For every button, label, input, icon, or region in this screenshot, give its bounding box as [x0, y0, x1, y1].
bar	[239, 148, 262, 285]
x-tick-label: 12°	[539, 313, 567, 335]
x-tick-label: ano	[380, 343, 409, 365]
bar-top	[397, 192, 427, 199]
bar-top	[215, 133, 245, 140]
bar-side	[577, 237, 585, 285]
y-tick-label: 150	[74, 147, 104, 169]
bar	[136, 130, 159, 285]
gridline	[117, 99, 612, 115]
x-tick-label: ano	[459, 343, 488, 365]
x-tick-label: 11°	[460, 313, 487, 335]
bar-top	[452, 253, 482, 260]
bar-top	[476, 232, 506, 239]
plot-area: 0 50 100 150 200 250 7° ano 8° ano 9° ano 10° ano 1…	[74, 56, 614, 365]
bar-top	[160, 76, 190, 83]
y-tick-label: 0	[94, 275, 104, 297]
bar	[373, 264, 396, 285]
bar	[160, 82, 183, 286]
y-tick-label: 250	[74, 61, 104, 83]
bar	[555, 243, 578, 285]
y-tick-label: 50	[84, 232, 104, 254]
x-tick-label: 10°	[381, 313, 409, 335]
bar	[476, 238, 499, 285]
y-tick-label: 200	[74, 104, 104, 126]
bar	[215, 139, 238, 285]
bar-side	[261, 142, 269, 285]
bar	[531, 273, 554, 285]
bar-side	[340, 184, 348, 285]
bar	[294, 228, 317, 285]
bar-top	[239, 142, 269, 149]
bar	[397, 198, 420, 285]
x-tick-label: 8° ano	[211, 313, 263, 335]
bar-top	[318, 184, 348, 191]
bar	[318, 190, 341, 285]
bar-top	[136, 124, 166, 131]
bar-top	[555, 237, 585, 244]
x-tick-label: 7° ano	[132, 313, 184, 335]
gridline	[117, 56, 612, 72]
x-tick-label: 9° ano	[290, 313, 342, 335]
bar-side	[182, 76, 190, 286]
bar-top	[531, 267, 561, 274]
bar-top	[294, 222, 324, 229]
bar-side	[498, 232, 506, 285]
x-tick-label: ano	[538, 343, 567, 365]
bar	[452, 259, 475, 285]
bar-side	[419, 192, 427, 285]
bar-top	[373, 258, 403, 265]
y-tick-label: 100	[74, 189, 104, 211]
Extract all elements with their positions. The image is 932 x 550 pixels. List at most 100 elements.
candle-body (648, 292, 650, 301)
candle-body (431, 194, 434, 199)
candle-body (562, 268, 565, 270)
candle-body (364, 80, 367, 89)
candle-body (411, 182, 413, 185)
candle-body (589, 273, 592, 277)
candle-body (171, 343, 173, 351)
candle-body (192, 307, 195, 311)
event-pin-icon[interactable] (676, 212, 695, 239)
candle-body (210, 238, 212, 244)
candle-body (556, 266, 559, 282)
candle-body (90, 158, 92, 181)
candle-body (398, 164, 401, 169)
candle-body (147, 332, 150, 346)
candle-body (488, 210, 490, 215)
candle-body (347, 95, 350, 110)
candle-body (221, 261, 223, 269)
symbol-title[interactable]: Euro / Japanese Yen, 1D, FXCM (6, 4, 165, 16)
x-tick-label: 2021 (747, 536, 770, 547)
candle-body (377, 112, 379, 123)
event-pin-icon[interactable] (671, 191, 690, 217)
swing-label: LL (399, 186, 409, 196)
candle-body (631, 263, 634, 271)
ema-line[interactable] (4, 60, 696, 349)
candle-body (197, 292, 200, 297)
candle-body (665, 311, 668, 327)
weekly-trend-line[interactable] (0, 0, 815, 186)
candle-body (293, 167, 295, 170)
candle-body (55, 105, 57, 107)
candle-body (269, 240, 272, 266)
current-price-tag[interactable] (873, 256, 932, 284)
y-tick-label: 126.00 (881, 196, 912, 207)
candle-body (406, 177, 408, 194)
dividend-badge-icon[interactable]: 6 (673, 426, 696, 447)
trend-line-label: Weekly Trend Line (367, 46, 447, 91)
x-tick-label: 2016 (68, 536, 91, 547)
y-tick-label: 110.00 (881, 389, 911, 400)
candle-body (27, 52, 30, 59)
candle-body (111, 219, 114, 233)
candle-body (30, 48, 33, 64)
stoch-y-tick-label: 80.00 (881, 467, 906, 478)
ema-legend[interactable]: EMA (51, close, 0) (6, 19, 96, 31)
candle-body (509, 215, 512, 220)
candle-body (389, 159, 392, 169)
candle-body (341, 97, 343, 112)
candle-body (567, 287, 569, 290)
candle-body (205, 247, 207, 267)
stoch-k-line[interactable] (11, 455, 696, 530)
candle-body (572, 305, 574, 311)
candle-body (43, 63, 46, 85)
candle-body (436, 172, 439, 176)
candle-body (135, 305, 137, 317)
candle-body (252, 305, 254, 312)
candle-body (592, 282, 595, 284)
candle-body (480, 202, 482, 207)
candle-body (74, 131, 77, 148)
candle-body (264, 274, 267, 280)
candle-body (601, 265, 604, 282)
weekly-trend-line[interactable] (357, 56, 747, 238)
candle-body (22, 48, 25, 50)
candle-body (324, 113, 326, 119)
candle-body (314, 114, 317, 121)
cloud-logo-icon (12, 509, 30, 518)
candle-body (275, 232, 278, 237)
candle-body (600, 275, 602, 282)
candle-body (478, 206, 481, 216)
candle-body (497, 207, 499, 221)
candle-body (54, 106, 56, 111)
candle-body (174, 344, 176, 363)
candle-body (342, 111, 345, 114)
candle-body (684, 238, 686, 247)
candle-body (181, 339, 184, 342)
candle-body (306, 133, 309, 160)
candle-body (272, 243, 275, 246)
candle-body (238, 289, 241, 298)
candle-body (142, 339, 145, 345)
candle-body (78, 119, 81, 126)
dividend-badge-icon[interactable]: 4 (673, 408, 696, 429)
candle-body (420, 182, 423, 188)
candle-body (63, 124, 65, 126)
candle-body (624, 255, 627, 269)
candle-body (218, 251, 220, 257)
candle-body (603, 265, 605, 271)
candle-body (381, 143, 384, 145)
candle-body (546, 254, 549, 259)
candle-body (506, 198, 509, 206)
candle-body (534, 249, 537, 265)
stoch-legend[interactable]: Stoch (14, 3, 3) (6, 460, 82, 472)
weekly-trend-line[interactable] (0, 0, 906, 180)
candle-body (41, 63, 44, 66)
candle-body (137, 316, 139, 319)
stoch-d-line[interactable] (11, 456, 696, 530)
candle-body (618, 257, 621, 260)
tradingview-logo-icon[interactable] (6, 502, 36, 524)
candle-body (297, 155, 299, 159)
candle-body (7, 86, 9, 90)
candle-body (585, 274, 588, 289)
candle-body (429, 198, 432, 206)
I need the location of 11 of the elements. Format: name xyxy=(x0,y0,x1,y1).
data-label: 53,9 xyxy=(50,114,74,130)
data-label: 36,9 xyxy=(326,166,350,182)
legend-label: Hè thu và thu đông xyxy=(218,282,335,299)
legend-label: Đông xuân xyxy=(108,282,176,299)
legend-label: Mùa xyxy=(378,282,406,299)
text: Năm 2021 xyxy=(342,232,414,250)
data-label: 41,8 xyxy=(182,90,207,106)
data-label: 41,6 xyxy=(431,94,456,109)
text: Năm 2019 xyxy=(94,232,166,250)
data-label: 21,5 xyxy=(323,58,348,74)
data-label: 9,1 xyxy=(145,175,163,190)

= = =

> **Stated problem**
Pick out every line above that contains the string "side".

> **Task result**
bar-side	[577, 237, 585, 285]
bar-side	[261, 142, 269, 285]
bar-side	[340, 184, 348, 285]
bar-side	[182, 76, 190, 286]
bar-side	[498, 232, 506, 285]
bar-side	[419, 192, 427, 285]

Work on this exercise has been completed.